* Start Records to process *
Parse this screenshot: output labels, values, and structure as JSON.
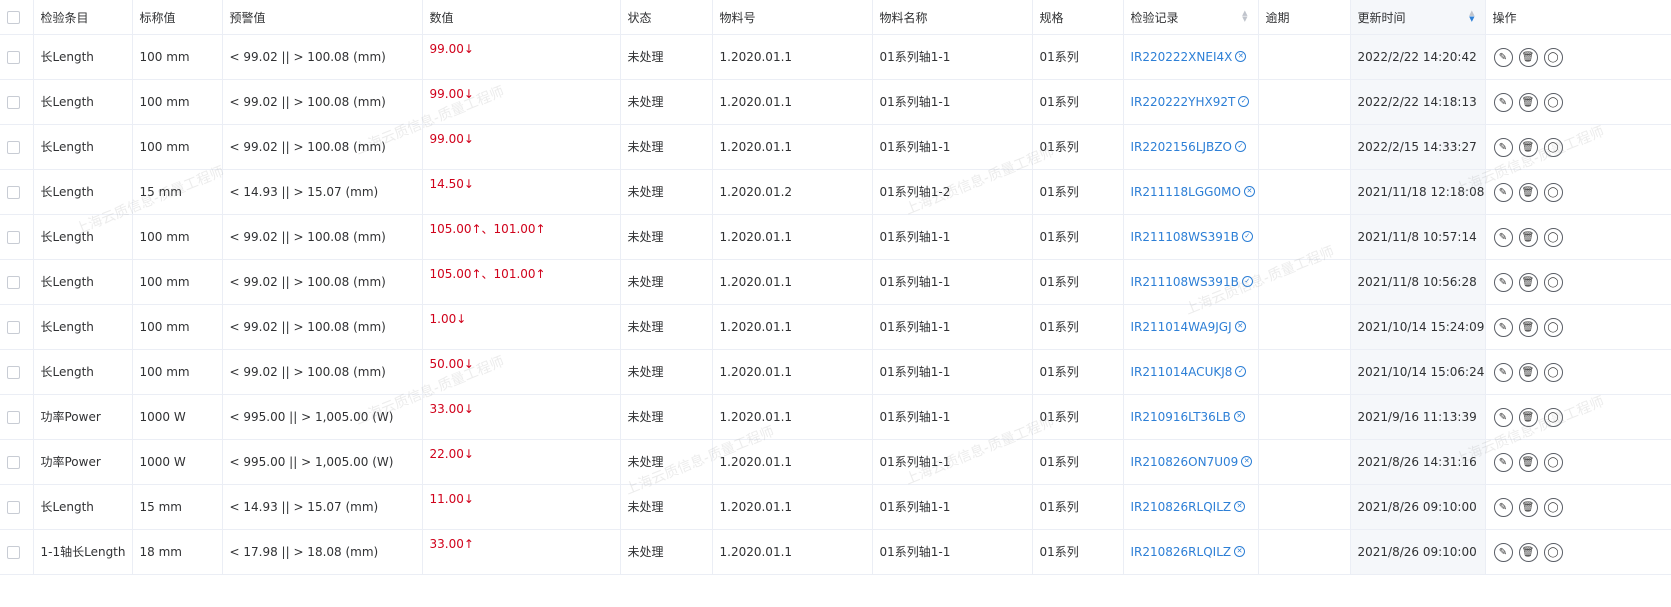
{
  "columns": [
    "检验条目",
    "标称值",
    "预警值",
    "数值",
    "状态",
    "物料号",
    "物料名称",
    "规格",
    "检验记录",
    "逾期",
    "更新时间",
    "操作"
  ],
  "sort": {
    "asc": "▲",
    "desc": "▼"
  },
  "watermark": "上海云质信息-质量工程师",
  "rows": [
    {
      "item": "长Length",
      "nominal": "100 mm",
      "warning": "< 99.02 || > 100.08 (mm)",
      "value": "99.00↓",
      "status": "未处理",
      "material_no": "1.2020.01.1",
      "material_name": "01系列轴1-1",
      "spec": "01系列",
      "record": "IR220222XNEI4X",
      "record_icon": "x-circle-icon",
      "record_mark": "✕",
      "overdue": "",
      "updated": "2022/2/22 14:20:42"
    },
    {
      "item": "长Length",
      "nominal": "100 mm",
      "warning": "< 99.02 || > 100.08 (mm)",
      "value": "99.00↓",
      "status": "未处理",
      "material_no": "1.2020.01.1",
      "material_name": "01系列轴1-1",
      "spec": "01系列",
      "record": "IR220222YHX92T",
      "record_icon": "check-circle-icon",
      "record_mark": "✓",
      "overdue": "",
      "updated": "2022/2/22 14:18:13"
    },
    {
      "item": "长Length",
      "nominal": "100 mm",
      "warning": "< 99.02 || > 100.08 (mm)",
      "value": "99.00↓",
      "status": "未处理",
      "material_no": "1.2020.01.1",
      "material_name": "01系列轴1-1",
      "spec": "01系列",
      "record": "IR2202156LJBZO",
      "record_icon": "check-circle-icon",
      "record_mark": "✓",
      "overdue": "",
      "updated": "2022/2/15 14:33:27"
    },
    {
      "item": "长Length",
      "nominal": "15 mm",
      "warning": "< 14.93 || > 15.07 (mm)",
      "value": "14.50↓",
      "status": "未处理",
      "material_no": "1.2020.01.2",
      "material_name": "01系列轴1-2",
      "spec": "01系列",
      "record": "IR211118LGG0MO",
      "record_icon": "x-circle-icon",
      "record_mark": "✕",
      "overdue": "",
      "updated": "2021/11/18 12:18:08"
    },
    {
      "item": "长Length",
      "nominal": "100 mm",
      "warning": "< 99.02 || > 100.08 (mm)",
      "value": "105.00↑、101.00↑",
      "status": "未处理",
      "material_no": "1.2020.01.1",
      "material_name": "01系列轴1-1",
      "spec": "01系列",
      "record": "IR211108WS391B",
      "record_icon": "check-circle-icon",
      "record_mark": "✓",
      "overdue": "",
      "updated": "2021/11/8 10:57:14"
    },
    {
      "item": "长Length",
      "nominal": "100 mm",
      "warning": "< 99.02 || > 100.08 (mm)",
      "value": "105.00↑、101.00↑",
      "status": "未处理",
      "material_no": "1.2020.01.1",
      "material_name": "01系列轴1-1",
      "spec": "01系列",
      "record": "IR211108WS391B",
      "record_icon": "check-circle-icon",
      "record_mark": "✓",
      "overdue": "",
      "updated": "2021/11/8 10:56:28"
    },
    {
      "item": "长Length",
      "nominal": "100 mm",
      "warning": "< 99.02 || > 100.08 (mm)",
      "value": "1.00↓",
      "status": "未处理",
      "material_no": "1.2020.01.1",
      "material_name": "01系列轴1-1",
      "spec": "01系列",
      "record": "IR211014WA9JGJ",
      "record_icon": "x-circle-icon",
      "record_mark": "✕",
      "overdue": "",
      "updated": "2021/10/14 15:24:09"
    },
    {
      "item": "长Length",
      "nominal": "100 mm",
      "warning": "< 99.02 || > 100.08 (mm)",
      "value": "50.00↓",
      "status": "未处理",
      "material_no": "1.2020.01.1",
      "material_name": "01系列轴1-1",
      "spec": "01系列",
      "record": "IR211014ACUKJ8",
      "record_icon": "check-circle-icon",
      "record_mark": "✓",
      "overdue": "",
      "updated": "2021/10/14 15:06:24"
    },
    {
      "item": "功率Power",
      "nominal": "1000 W",
      "warning": "< 995.00 || > 1,005.00 (W)",
      "value": "33.00↓",
      "status": "未处理",
      "material_no": "1.2020.01.1",
      "material_name": "01系列轴1-1",
      "spec": "01系列",
      "record": "IR210916LT36LB",
      "record_icon": "x-circle-icon",
      "record_mark": "✕",
      "overdue": "",
      "updated": "2021/9/16 11:13:39"
    },
    {
      "item": "功率Power",
      "nominal": "1000 W",
      "warning": "< 995.00 || > 1,005.00 (W)",
      "value": "22.00↓",
      "status": "未处理",
      "material_no": "1.2020.01.1",
      "material_name": "01系列轴1-1",
      "spec": "01系列",
      "record": "IR210826ON7U09",
      "record_icon": "x-circle-icon",
      "record_mark": "✕",
      "overdue": "",
      "updated": "2021/8/26 14:31:16"
    },
    {
      "item": "长Length",
      "nominal": "15 mm",
      "warning": "< 14.93 || > 15.07 (mm)",
      "value": "11.00↓",
      "status": "未处理",
      "material_no": "1.2020.01.1",
      "material_name": "01系列轴1-1",
      "spec": "01系列",
      "record": "IR210826RLQILZ",
      "record_icon": "x-circle-icon",
      "record_mark": "✕",
      "overdue": "",
      "updated": "2021/8/26 09:10:00"
    },
    {
      "item": "1-1轴长Length",
      "nominal": "18 mm",
      "warning": "< 17.98 || > 18.08 (mm)",
      "value": "33.00↑",
      "status": "未处理",
      "material_no": "1.2020.01.1",
      "material_name": "01系列轴1-1",
      "spec": "01系列",
      "record": "IR210826RLQILZ",
      "record_icon": "x-circle-icon",
      "record_mark": "✕",
      "overdue": "",
      "updated": "2021/8/26 09:10:00"
    }
  ],
  "actions": [
    {
      "name": "edit-icon",
      "glyph": "✎"
    },
    {
      "name": "delete-icon",
      "glyph": "🗑"
    },
    {
      "name": "more-icon",
      "glyph": "◯"
    }
  ]
}
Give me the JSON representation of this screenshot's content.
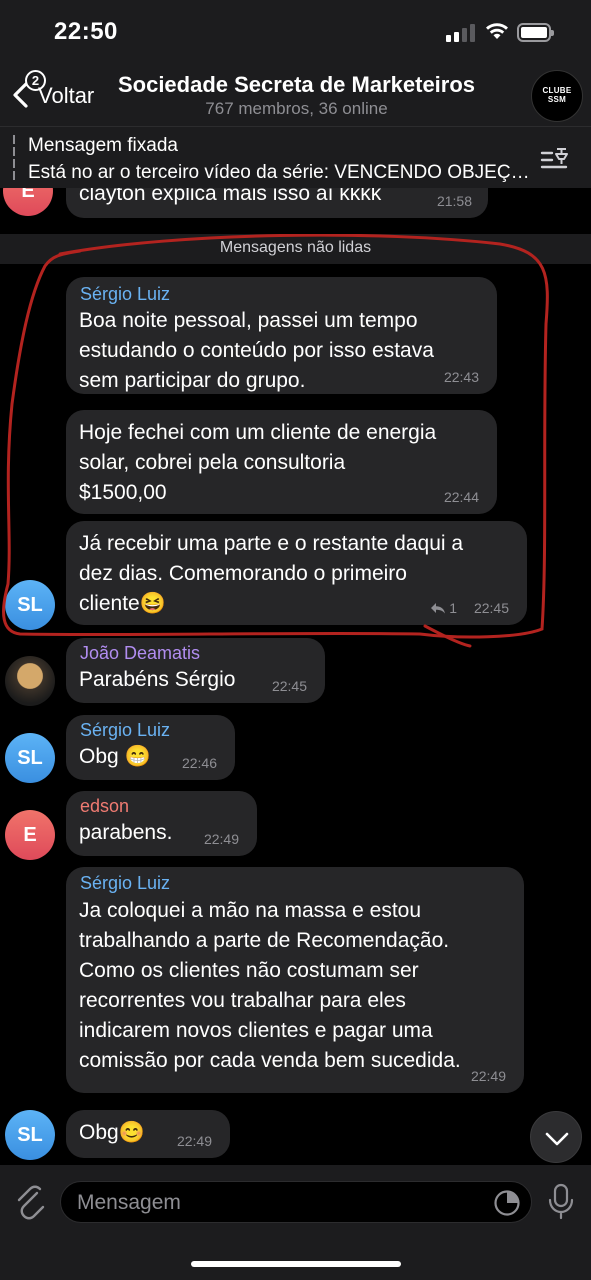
* End Records to process *
Task statement
Search the data above for the word "updated", then gather each line in which it appears.

Exercise response
      "updated": "2022/2/22 14:20:42"
      "updated": "2022/2/22 14:18:13"
      "updated": "2022/2/15 14:33:27"
      "updated": "2021/11/18 12:18:08"
      "updated": "2021/11/8 10:57:14"
      "updated": "2021/11/8 10:56:28"
      "updated": "2021/10/14 15:24:09"
      "updated": "2021/10/14 15:06:24"
      "updated": "2021/9/16 11:13:39"
      "updated": "2021/8/26 14:31:16"
      "updated": "2021/8/26 09:10:00"
      "updated": "2021/8/26 09:10:00"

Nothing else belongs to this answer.